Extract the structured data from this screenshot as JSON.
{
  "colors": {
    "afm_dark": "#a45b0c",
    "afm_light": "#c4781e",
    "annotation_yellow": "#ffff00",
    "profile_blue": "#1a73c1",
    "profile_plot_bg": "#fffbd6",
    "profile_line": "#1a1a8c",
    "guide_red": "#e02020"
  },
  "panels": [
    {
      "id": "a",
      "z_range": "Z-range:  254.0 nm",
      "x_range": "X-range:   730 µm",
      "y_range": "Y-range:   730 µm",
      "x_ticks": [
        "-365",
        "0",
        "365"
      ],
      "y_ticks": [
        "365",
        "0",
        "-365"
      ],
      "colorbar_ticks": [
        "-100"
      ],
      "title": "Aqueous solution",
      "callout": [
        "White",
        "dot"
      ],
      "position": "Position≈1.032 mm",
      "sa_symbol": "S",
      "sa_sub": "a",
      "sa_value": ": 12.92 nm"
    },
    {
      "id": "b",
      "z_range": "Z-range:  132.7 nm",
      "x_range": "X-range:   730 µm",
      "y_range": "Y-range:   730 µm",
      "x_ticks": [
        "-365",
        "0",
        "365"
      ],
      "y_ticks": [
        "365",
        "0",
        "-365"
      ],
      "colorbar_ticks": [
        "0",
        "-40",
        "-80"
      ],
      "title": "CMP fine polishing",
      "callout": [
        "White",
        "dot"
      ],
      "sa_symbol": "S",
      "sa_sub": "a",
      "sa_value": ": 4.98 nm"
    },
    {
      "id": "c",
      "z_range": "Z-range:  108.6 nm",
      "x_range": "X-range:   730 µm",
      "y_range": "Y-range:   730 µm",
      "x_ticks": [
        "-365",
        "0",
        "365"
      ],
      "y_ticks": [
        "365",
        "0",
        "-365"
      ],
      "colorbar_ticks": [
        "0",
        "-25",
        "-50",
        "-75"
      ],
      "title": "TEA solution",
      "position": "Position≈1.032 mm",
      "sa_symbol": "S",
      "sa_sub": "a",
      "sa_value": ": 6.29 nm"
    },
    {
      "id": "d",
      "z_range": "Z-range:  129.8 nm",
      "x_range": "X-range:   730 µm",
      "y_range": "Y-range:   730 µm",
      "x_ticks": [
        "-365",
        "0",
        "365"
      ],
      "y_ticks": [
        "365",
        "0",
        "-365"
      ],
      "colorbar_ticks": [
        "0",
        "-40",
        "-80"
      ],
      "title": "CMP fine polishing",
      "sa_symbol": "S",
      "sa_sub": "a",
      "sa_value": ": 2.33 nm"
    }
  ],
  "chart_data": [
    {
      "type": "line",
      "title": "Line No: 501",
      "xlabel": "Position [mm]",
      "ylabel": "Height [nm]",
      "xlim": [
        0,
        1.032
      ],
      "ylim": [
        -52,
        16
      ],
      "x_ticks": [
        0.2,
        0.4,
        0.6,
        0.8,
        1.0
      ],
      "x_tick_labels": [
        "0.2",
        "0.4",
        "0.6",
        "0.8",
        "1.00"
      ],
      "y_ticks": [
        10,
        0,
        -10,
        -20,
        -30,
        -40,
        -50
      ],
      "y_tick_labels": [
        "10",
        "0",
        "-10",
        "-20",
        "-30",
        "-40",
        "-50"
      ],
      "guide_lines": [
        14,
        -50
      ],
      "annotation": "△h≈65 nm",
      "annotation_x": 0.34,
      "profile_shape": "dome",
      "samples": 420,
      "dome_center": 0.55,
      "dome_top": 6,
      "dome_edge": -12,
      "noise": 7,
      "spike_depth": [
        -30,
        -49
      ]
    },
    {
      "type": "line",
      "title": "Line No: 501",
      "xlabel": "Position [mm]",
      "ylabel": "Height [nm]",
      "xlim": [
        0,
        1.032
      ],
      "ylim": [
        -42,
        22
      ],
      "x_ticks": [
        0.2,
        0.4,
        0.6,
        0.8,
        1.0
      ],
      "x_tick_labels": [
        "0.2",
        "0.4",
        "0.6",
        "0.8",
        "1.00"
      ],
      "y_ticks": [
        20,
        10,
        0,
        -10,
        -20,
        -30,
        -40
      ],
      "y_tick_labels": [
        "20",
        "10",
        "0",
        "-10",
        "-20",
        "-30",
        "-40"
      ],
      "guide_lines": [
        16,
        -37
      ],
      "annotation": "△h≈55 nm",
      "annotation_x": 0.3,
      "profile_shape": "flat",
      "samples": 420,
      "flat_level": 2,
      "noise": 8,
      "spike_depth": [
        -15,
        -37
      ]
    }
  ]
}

▶ Do this:
Reproduce each record shown above without altering a single word.

▶ Complete answer:
Extract the structured data from this screenshot as JSON.
{
  "colors": {
    "afm_dark": "#a45b0c",
    "afm_light": "#c4781e",
    "annotation_yellow": "#ffff00",
    "profile_blue": "#1a73c1",
    "profile_plot_bg": "#fffbd6",
    "profile_line": "#1a1a8c",
    "guide_red": "#e02020"
  },
  "panels": [
    {
      "id": "a",
      "z_range": "Z-range:  254.0 nm",
      "x_range": "X-range:   730 µm",
      "y_range": "Y-range:   730 µm",
      "x_ticks": [
        "-365",
        "0",
        "365"
      ],
      "y_ticks": [
        "365",
        "0",
        "-365"
      ],
      "colorbar_ticks": [
        "-100"
      ],
      "title": "Aqueous solution",
      "callout": [
        "White",
        "dot"
      ],
      "position": "Position≈1.032 mm",
      "sa_symbol": "S",
      "sa_sub": "a",
      "sa_value": ": 12.92 nm"
    },
    {
      "id": "b",
      "z_range": "Z-range:  132.7 nm",
      "x_range": "X-range:   730 µm",
      "y_range": "Y-range:   730 µm",
      "x_ticks": [
        "-365",
        "0",
        "365"
      ],
      "y_ticks": [
        "365",
        "0",
        "-365"
      ],
      "colorbar_ticks": [
        "0",
        "-40",
        "-80"
      ],
      "title": "CMP fine polishing",
      "callout": [
        "White",
        "dot"
      ],
      "sa_symbol": "S",
      "sa_sub": "a",
      "sa_value": ": 4.98 nm"
    },
    {
      "id": "c",
      "z_range": "Z-range:  108.6 nm",
      "x_range": "X-range:   730 µm",
      "y_range": "Y-range:   730 µm",
      "x_ticks": [
        "-365",
        "0",
        "365"
      ],
      "y_ticks": [
        "365",
        "0",
        "-365"
      ],
      "colorbar_ticks": [
        "0",
        "-25",
        "-50",
        "-75"
      ],
      "title": "TEA solution",
      "position": "Position≈1.032 mm",
      "sa_symbol": "S",
      "sa_sub": "a",
      "sa_value": ": 6.29 nm"
    },
    {
      "id": "d",
      "z_range": "Z-range:  129.8 nm",
      "x_range": "X-range:   730 µm",
      "y_range": "Y-range:   730 µm",
      "x_ticks": [
        "-365",
        "0",
        "365"
      ],
      "y_ticks": [
        "365",
        "0",
        "-365"
      ],
      "colorbar_ticks": [
        "0",
        "-40",
        "-80"
      ],
      "title": "CMP fine polishing",
      "sa_symbol": "S",
      "sa_sub": "a",
      "sa_value": ": 2.33 nm"
    }
  ],
  "chart_data": [
    {
      "type": "line",
      "title": "Line No: 501",
      "xlabel": "Position [mm]",
      "ylabel": "Height [nm]",
      "xlim": [
        0,
        1.032
      ],
      "ylim": [
        -52,
        16
      ],
      "x_ticks": [
        0.2,
        0.4,
        0.6,
        0.8,
        1.0
      ],
      "x_tick_labels": [
        "0.2",
        "0.4",
        "0.6",
        "0.8",
        "1.00"
      ],
      "y_ticks": [
        10,
        0,
        -10,
        -20,
        -30,
        -40,
        -50
      ],
      "y_tick_labels": [
        "10",
        "0",
        "-10",
        "-20",
        "-30",
        "-40",
        "-50"
      ],
      "guide_lines": [
        14,
        -50
      ],
      "annotation": "△h≈65 nm",
      "annotation_x": 0.34,
      "profile_shape": "dome",
      "samples": 420,
      "dome_center": 0.55,
      "dome_top": 6,
      "dome_edge": -12,
      "noise": 7,
      "spike_depth": [
        -30,
        -49
      ]
    },
    {
      "type": "line",
      "title": "Line No: 501",
      "xlabel": "Position [mm]",
      "ylabel": "Height [nm]",
      "xlim": [
        0,
        1.032
      ],
      "ylim": [
        -42,
        22
      ],
      "x_ticks": [
        0.2,
        0.4,
        0.6,
        0.8,
        1.0
      ],
      "x_tick_labels": [
        "0.2",
        "0.4",
        "0.6",
        "0.8",
        "1.00"
      ],
      "y_ticks": [
        20,
        10,
        0,
        -10,
        -20,
        -30,
        -40
      ],
      "y_tick_labels": [
        "20",
        "10",
        "0",
        "-10",
        "-20",
        "-30",
        "-40"
      ],
      "guide_lines": [
        16,
        -37
      ],
      "annotation": "△h≈55 nm",
      "annotation_x": 0.3,
      "profile_shape": "flat",
      "samples": 420,
      "flat_level": 2,
      "noise": 8,
      "spike_depth": [
        -15,
        -37
      ]
    }
  ]
}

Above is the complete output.